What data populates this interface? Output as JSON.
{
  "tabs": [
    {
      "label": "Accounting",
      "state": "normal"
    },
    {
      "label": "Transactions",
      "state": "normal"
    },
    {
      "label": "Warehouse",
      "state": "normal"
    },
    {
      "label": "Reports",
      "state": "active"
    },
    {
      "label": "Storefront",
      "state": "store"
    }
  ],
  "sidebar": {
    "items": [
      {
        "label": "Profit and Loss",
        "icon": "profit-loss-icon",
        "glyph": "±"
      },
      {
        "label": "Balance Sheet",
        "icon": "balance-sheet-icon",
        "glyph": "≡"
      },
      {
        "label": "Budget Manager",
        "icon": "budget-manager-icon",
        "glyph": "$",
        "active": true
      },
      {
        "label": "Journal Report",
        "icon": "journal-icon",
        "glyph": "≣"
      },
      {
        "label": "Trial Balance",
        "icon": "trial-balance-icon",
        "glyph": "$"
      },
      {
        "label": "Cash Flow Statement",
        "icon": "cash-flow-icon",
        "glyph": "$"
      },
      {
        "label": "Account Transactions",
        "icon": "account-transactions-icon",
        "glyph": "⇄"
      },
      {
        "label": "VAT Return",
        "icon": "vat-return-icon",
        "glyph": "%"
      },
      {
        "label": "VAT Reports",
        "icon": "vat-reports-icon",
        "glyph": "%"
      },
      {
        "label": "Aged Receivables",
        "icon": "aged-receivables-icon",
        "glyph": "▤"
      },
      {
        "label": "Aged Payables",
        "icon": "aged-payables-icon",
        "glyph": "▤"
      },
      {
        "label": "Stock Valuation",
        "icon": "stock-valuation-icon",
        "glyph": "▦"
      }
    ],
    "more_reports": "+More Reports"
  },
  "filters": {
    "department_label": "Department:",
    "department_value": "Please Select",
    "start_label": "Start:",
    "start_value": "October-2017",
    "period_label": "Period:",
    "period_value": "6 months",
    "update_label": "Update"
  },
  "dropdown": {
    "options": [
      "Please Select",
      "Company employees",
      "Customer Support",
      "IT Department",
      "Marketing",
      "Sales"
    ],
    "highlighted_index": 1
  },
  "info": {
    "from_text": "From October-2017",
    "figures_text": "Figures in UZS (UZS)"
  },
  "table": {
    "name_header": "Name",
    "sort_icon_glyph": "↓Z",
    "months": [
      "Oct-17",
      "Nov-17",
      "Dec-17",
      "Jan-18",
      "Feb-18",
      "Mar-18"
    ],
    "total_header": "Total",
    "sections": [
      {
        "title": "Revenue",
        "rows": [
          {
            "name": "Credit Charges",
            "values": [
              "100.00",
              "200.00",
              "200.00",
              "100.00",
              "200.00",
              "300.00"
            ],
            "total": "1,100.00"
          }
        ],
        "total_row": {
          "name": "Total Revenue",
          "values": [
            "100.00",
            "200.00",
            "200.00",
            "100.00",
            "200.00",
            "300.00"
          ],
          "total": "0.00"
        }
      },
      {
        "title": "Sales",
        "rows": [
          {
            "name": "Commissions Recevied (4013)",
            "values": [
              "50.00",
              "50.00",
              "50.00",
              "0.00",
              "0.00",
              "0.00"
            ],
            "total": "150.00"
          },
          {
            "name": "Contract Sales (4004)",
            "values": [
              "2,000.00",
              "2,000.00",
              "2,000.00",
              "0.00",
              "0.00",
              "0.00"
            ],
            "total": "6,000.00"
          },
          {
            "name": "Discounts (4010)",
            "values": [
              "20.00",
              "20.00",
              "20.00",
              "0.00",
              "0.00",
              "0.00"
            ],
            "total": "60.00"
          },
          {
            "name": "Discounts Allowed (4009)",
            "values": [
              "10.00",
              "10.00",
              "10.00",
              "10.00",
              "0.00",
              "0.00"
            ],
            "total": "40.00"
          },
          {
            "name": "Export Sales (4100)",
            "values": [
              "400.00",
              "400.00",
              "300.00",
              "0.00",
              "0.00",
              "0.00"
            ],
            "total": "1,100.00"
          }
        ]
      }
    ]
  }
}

▬▬▬

Work to be completed —
Exactly as shown, repeat every record.

Response to the task —
What data populates this interface? Output as JSON.
{
  "tabs": [
    {
      "label": "Accounting",
      "state": "normal"
    },
    {
      "label": "Transactions",
      "state": "normal"
    },
    {
      "label": "Warehouse",
      "state": "normal"
    },
    {
      "label": "Reports",
      "state": "active"
    },
    {
      "label": "Storefront",
      "state": "store"
    }
  ],
  "sidebar": {
    "items": [
      {
        "label": "Profit and Loss",
        "icon": "profit-loss-icon",
        "glyph": "±"
      },
      {
        "label": "Balance Sheet",
        "icon": "balance-sheet-icon",
        "glyph": "≡"
      },
      {
        "label": "Budget Manager",
        "icon": "budget-manager-icon",
        "glyph": "$",
        "active": true
      },
      {
        "label": "Journal Report",
        "icon": "journal-icon",
        "glyph": "≣"
      },
      {
        "label": "Trial Balance",
        "icon": "trial-balance-icon",
        "glyph": "$"
      },
      {
        "label": "Cash Flow Statement",
        "icon": "cash-flow-icon",
        "glyph": "$"
      },
      {
        "label": "Account Transactions",
        "icon": "account-transactions-icon",
        "glyph": "⇄"
      },
      {
        "label": "VAT Return",
        "icon": "vat-return-icon",
        "glyph": "%"
      },
      {
        "label": "VAT Reports",
        "icon": "vat-reports-icon",
        "glyph": "%"
      },
      {
        "label": "Aged Receivables",
        "icon": "aged-receivables-icon",
        "glyph": "▤"
      },
      {
        "label": "Aged Payables",
        "icon": "aged-payables-icon",
        "glyph": "▤"
      },
      {
        "label": "Stock Valuation",
        "icon": "stock-valuation-icon",
        "glyph": "▦"
      }
    ],
    "more_reports": "+More Reports"
  },
  "filters": {
    "department_label": "Department:",
    "department_value": "Please Select",
    "start_label": "Start:",
    "start_value": "October-2017",
    "period_label": "Period:",
    "period_value": "6 months",
    "update_label": "Update"
  },
  "dropdown": {
    "options": [
      "Please Select",
      "Company employees",
      "Customer Support",
      "IT Department",
      "Marketing",
      "Sales"
    ],
    "highlighted_index": 1
  },
  "info": {
    "from_text": "From October-2017",
    "figures_text": "Figures in UZS (UZS)"
  },
  "table": {
    "name_header": "Name",
    "sort_icon_glyph": "↓Z",
    "months": [
      "Oct-17",
      "Nov-17",
      "Dec-17",
      "Jan-18",
      "Feb-18",
      "Mar-18"
    ],
    "total_header": "Total",
    "sections": [
      {
        "title": "Revenue",
        "rows": [
          {
            "name": "Credit Charges",
            "values": [
              "100.00",
              "200.00",
              "200.00",
              "100.00",
              "200.00",
              "300.00"
            ],
            "total": "1,100.00"
          }
        ],
        "total_row": {
          "name": "Total Revenue",
          "values": [
            "100.00",
            "200.00",
            "200.00",
            "100.00",
            "200.00",
            "300.00"
          ],
          "total": "0.00"
        }
      },
      {
        "title": "Sales",
        "rows": [
          {
            "name": "Commissions Recevied (4013)",
            "values": [
              "50.00",
              "50.00",
              "50.00",
              "0.00",
              "0.00",
              "0.00"
            ],
            "total": "150.00"
          },
          {
            "name": "Contract Sales (4004)",
            "values": [
              "2,000.00",
              "2,000.00",
              "2,000.00",
              "0.00",
              "0.00",
              "0.00"
            ],
            "total": "6,000.00"
          },
          {
            "name": "Discounts (4010)",
            "values": [
              "20.00",
              "20.00",
              "20.00",
              "0.00",
              "0.00",
              "0.00"
            ],
            "total": "60.00"
          },
          {
            "name": "Discounts Allowed (4009)",
            "values": [
              "10.00",
              "10.00",
              "10.00",
              "10.00",
              "0.00",
              "0.00"
            ],
            "total": "40.00"
          },
          {
            "name": "Export Sales (4100)",
            "values": [
              "400.00",
              "400.00",
              "300.00",
              "0.00",
              "0.00",
              "0.00"
            ],
            "total": "1,100.00"
          }
        ]
      }
    ]
  }
}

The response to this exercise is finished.